WHAT NEEDS TO BE DONE: Each record needs to be echoed exactly; can you do that?

★ ★ ★

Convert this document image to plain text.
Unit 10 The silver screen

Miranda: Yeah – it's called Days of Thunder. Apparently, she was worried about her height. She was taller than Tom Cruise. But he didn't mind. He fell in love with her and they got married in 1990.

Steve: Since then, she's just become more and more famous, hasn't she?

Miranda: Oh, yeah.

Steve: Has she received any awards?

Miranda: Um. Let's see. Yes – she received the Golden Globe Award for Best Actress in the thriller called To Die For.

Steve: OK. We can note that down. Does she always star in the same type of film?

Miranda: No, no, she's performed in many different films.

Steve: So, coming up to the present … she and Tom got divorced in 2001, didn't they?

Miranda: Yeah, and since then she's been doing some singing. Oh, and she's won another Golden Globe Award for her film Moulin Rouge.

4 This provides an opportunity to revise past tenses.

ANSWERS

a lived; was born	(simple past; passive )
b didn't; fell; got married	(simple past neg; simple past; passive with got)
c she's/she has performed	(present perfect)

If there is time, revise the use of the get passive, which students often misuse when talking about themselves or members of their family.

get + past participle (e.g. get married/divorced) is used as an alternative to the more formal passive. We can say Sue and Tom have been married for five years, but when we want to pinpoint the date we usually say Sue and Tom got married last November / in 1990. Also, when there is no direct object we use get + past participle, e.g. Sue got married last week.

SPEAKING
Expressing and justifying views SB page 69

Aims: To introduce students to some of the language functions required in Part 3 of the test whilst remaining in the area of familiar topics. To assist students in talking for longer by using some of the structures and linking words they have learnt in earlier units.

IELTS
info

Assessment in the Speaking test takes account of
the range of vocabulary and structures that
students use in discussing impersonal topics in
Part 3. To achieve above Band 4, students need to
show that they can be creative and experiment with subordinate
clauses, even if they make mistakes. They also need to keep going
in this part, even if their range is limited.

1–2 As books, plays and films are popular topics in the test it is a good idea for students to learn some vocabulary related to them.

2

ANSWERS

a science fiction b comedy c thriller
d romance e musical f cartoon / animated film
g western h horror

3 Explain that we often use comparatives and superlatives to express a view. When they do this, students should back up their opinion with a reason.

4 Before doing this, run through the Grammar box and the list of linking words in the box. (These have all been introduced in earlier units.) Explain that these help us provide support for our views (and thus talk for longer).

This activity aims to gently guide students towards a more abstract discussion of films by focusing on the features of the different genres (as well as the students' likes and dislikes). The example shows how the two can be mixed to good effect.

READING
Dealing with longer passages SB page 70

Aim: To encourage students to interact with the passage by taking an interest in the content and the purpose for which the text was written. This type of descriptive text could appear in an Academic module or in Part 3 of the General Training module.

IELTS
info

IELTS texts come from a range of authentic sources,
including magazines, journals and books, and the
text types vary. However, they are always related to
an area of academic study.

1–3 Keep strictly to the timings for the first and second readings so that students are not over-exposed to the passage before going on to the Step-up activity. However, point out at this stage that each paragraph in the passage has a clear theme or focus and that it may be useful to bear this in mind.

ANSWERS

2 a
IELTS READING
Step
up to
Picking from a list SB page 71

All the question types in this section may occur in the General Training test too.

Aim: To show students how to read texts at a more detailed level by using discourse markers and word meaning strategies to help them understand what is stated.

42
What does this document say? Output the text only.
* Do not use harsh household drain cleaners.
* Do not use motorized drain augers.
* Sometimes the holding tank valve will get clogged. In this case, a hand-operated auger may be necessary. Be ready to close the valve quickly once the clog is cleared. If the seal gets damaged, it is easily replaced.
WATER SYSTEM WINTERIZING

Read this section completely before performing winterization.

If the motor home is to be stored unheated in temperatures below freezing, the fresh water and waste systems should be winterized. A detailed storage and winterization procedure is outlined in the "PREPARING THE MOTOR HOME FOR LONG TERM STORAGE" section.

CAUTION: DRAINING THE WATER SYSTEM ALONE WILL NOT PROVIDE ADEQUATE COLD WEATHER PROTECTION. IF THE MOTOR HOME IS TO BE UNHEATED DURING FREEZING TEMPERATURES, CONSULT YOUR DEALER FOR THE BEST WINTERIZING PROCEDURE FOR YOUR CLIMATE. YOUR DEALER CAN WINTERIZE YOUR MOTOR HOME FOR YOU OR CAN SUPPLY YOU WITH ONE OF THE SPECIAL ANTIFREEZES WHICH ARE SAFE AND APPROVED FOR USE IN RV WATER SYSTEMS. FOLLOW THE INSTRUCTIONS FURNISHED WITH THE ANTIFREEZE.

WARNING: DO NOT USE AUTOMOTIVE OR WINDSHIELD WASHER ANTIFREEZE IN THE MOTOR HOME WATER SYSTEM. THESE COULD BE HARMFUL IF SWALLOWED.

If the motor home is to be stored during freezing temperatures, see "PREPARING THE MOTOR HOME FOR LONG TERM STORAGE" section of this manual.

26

★ ★ ★

EXERCISE SOLUTION:
Convert this document image to plain text.
Unit 10 The silver screen

Miranda: Yeah – it's called Days of Thunder. Apparently, she was worried about her height. She was taller than Tom Cruise. But he didn't mind. He fell in love with her and they got married in 1990.

Steve: Since then, she's just become more and more famous, hasn't she?

Miranda: Oh, yeah.

Steve: Has she received any awards?

Miranda: Um. Let's see. Yes – she received the Golden Globe Award for Best Actress in the thriller called To Die For.

Steve: OK. We can note that down. Does she always star in the same type of film?

Miranda: No, no, she's performed in many different films.

Steve: So, coming up to the present … she and Tom got divorced in 2001, didn't they?

Miranda: Yeah, and since then she's been doing some singing. Oh, and she's won another Golden Globe Award for her film Moulin Rouge.

4 This provides an opportunity to revise past tenses.

ANSWERS

a lived; was born	(simple past; passive )
b didn't; fell; got married	(simple past neg; simple past; passive with got)
c she's/she has performed	(present perfect)

If there is time, revise the use of the get passive, which students often misuse when talking about themselves or members of their family.

get + past participle (e.g. get married/divorced) is used as an alternative to the more formal passive. We can say Sue and Tom have been married for five years, but when we want to pinpoint the date we usually say Sue and Tom got married last November / in 1990. Also, when there is no direct object we use get + past participle, e.g. Sue got married last week.

SPEAKING
Expressing and justifying views SB page 69

Aims: To introduce students to some of the language functions required in Part 3 of the test whilst remaining in the area of familiar topics. To assist students in talking for longer by using some of the structures and linking words they have learnt in earlier units.

IELTS
info

Assessment in the Speaking test takes account of
the range of vocabulary and structures that
students use in discussing impersonal topics in
Part 3. To achieve above Band 4, students need to
show that they can be creative and experiment with subordinate
clauses, even if they make mistakes. They also need to keep going
in this part, even if their range is limited.

1–2 As books, plays and films are popular topics in the test it is a good idea for students to learn some vocabulary related to them.

2

ANSWERS

a science fiction b comedy c thriller
d romance e musical f cartoon / animated film
g western h horror

3 Explain that we often use comparatives and superlatives to express a view. When they do this, students should back up their opinion with a reason.

4 Before doing this, run through the Grammar box and the list of linking words in the box. (These have all been introduced in earlier units.) Explain that these help us provide support for our views (and thus talk for longer).

This activity aims to gently guide students towards a more abstract discussion of films by focusing on the features of the different genres (as well as the students' likes and dislikes). The example shows how the two can be mixed to good effect.

READING
Dealing with longer passages SB page 70

Aim: To encourage students to interact with the passage by taking an interest in the content and the purpose for which the text was written. This type of descriptive text could appear in an Academic module or in Part 3 of the General Training module.

IELTS
info

IELTS texts come from a range of authentic sources,
including magazines, journals and books, and the
text types vary. However, they are always related to
an area of academic study.

1–3 Keep strictly to the timings for the first and second readings so that students are not over-exposed to the passage before going on to the Step-up activity. However, point out at this stage that each paragraph in the passage has a clear theme or focus and that it may be useful to bear this in mind.

ANSWERS

2 a
IELTS READING
Step
up to
Picking from a list SB page 71

All the question types in this section may occur in the General Training test too.

Aim: To show students how to read texts at a more detailed level by using discourse markers and word meaning strategies to help them understand what is stated.

42
What does this document say? Output the text only.
* Do not use harsh household drain cleaners.
* Do not use motorized drain augers.
* Sometimes the holding tank valve will get clogged. In this case, a hand-operated auger may be necessary. Be ready to close the valve quickly once the clog is cleared. If the seal gets damaged, it is easily replaced.
WATER SYSTEM WINTERIZING

Read this section completely before performing winterization.

If the motor home is to be stored unheated in temperatures below freezing, the fresh water and waste systems should be winterized. A detailed storage and winterization procedure is outlined in the "PREPARING THE MOTOR HOME FOR LONG TERM STORAGE" section.

CAUTION: DRAINING THE WATER SYSTEM ALONE WILL NOT PROVIDE ADEQUATE COLD WEATHER PROTECTION. IF THE MOTOR HOME IS TO BE UNHEATED DURING FREEZING TEMPERATURES, CONSULT YOUR DEALER FOR THE BEST WINTERIZING PROCEDURE FOR YOUR CLIMATE. YOUR DEALER CAN WINTERIZE YOUR MOTOR HOME FOR YOU OR CAN SUPPLY YOU WITH ONE OF THE SPECIAL ANTIFREEZES WHICH ARE SAFE AND APPROVED FOR USE IN RV WATER SYSTEMS. FOLLOW THE INSTRUCTIONS FURNISHED WITH THE ANTIFREEZE.

WARNING: DO NOT USE AUTOMOTIVE OR WINDSHIELD WASHER ANTIFREEZE IN THE MOTOR HOME WATER SYSTEM. THESE COULD BE HARMFUL IF SWALLOWED.

If the motor home is to be stored during freezing temperatures, see "PREPARING THE MOTOR HOME FOR LONG TERM STORAGE" section of this manual.

26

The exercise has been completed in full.